GOAL:
Among the entries below, find the lines with "text" and copy them.

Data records
________________________________________
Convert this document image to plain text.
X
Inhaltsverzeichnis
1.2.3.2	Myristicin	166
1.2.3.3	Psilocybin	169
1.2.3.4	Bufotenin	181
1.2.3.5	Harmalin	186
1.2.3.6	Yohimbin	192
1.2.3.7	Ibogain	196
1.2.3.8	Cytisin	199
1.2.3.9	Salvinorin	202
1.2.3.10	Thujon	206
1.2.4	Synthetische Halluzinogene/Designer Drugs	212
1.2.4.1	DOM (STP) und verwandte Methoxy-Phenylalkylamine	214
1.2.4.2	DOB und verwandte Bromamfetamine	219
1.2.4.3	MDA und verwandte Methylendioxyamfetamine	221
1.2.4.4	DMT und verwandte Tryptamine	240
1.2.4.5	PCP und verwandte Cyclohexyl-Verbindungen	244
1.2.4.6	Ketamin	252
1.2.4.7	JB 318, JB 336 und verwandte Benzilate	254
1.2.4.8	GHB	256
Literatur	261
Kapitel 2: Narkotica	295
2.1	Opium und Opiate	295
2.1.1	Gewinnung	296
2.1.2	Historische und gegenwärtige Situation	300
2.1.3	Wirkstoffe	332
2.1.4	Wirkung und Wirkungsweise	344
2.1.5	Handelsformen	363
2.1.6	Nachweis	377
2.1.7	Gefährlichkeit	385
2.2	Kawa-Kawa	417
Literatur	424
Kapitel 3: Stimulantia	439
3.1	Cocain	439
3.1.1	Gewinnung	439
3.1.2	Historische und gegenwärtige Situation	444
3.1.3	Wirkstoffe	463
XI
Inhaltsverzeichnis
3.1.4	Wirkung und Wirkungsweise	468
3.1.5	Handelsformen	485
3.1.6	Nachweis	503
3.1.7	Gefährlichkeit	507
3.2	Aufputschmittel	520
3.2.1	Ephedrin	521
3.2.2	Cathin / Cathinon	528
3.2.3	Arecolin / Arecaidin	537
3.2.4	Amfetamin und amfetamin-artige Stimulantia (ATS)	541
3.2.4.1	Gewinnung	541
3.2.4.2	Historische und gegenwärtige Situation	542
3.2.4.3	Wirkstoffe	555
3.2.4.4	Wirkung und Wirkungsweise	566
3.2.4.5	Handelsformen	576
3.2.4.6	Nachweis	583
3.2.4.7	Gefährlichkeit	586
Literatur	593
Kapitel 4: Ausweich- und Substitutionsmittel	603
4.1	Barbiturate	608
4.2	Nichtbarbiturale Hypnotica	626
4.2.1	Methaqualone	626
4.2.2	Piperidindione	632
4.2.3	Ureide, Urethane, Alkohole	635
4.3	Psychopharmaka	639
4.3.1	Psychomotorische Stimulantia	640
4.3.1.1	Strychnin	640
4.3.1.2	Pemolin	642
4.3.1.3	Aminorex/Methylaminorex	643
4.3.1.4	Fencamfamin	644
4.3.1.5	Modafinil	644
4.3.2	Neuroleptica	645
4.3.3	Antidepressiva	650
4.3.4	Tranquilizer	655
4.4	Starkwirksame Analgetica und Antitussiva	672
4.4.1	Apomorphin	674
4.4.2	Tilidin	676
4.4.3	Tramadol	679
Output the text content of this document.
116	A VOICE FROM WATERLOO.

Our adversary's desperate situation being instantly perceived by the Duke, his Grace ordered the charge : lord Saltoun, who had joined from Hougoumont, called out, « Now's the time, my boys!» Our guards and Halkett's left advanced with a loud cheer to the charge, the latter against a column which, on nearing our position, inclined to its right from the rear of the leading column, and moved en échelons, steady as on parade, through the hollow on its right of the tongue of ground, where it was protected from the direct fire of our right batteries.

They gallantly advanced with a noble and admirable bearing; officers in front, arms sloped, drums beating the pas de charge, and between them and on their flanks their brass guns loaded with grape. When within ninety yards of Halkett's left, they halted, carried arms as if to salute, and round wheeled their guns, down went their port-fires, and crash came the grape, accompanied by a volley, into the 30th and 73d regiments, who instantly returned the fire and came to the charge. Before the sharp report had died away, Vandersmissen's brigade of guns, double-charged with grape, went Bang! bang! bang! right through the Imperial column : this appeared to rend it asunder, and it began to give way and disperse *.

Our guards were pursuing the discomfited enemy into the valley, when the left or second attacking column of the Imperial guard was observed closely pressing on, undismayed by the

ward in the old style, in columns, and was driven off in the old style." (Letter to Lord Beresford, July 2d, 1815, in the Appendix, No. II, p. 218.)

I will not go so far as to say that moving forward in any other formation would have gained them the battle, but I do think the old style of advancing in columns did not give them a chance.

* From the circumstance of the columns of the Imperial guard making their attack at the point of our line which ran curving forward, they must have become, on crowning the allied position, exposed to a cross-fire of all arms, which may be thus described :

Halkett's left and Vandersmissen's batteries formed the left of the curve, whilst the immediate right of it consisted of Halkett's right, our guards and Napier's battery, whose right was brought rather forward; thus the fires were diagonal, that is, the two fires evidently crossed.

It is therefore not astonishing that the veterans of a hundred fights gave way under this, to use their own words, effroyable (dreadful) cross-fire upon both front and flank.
________________________________________
COMPLETE ANSWER:
Convert this document image to plain text.
Output the text content of this document.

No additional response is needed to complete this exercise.